- **Stated goal**: Repeat each record exactly. Any picture gets left out.

- **Information given**:
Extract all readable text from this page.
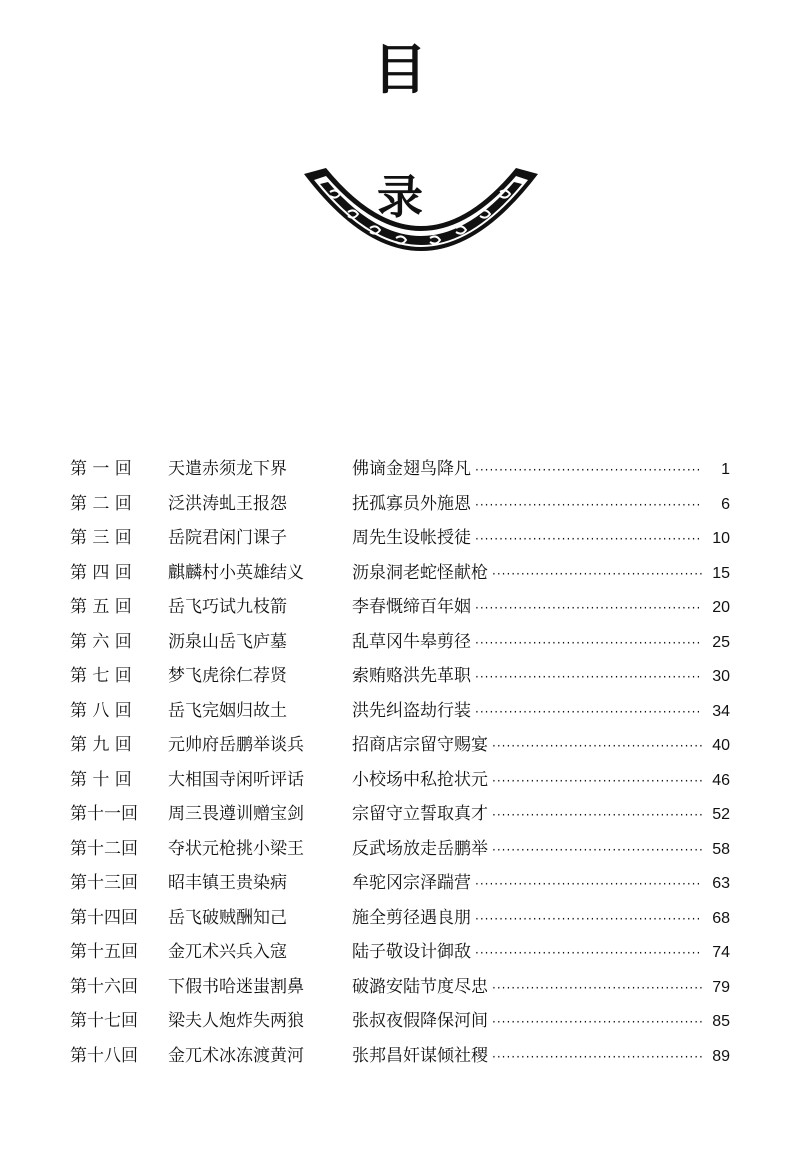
目
录
第 一 回	天遣赤须龙下界	佛谪金翅鸟降凡 ·····	1
第 二 回	泛洪涛虬王报怨	抚孤寡员外施恩 ·····	6
第 三 回	岳院君闲门课子	周先生设帐授徒 ·····	10
第 四 回	麒麟村小英雄结义	沥泉洞老蛇怪献枪 ·····	15
第 五 回	岳飞巧试九枝箭	李春慨缔百年姻 ·····	20
第 六 回	沥泉山岳飞庐墓	乱草冈牛皋剪径 ·····	25
第 七 回	梦飞虎徐仁荐贤	索贿赂洪先革职 ·····	30
第 八 回	岳飞完姻归故土	洪先纠盗劫行装 ·····	34
第 九 回	元帅府岳鹏举谈兵	招商店宗留守赐宴 ·····	40
第 十 回	大相国寺闲听评话	小校场中私抢状元 ·····	46
第十一回	周三畏遵训赠宝剑	宗留守立誓取真才 ·····	52
第十二回	夺状元枪挑小梁王	反武场放走岳鹏举 ·····	58
第十三回	昭丰镇王贵染病	牟驼冈宗泽踹营 ·····	63
第十四回	岳飞破贼酬知己	施全剪径遇良朋 ·····	68
第十五回	金兀术兴兵入寇	陆子敬设计御敌 ·····	74
第十六回	下假书哈迷蚩割鼻	破潞安陆节度尽忠 ·····	79
第十七回	梁夫人炮炸失两狼	张叔夜假降保河间 ·····	85
第十八回	金兀术冰冻渡黄河	张邦昌奸谋倾社稷 ·····	89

- **Task response**:
Extract all readable text from this page.
目
录
第 一 回	天遣赤须龙下界	佛谪金翅鸟降凡 ·····	1
第 二 回	泛洪涛虬王报怨	抚孤寡员外施恩 ·····	6
第 三 回	岳院君闲门课子	周先生设帐授徒 ·····	10
第 四 回	麒麟村小英雄结义	沥泉洞老蛇怪献枪 ·····	15
第 五 回	岳飞巧试九枝箭	李春慨缔百年姻 ·····	20
第 六 回	沥泉山岳飞庐墓	乱草冈牛皋剪径 ·····	25
第 七 回	梦飞虎徐仁荐贤	索贿赂洪先革职 ·····	30
第 八 回	岳飞完姻归故土	洪先纠盗劫行装 ·····	34
第 九 回	元帅府岳鹏举谈兵	招商店宗留守赐宴 ·····	40
第 十 回	大相国寺闲听评话	小校场中私抢状元 ·····	46
第十一回	周三畏遵训赠宝剑	宗留守立誓取真才 ·····	52
第十二回	夺状元枪挑小梁王	反武场放走岳鹏举 ·····	58
第十三回	昭丰镇王贵染病	牟驼冈宗泽踹营 ·····	63
第十四回	岳飞破贼酬知己	施全剪径遇良朋 ·····	68
第十五回	金兀术兴兵入寇	陆子敬设计御敌 ·····	74
第十六回	下假书哈迷蚩割鼻	破潞安陆节度尽忠 ·····	79
第十七回	梁夫人炮炸失两狼	张叔夜假降保河间 ·····	85
第十八回	金兀术冰冻渡黄河	张邦昌奸谋倾社稷 ·····	89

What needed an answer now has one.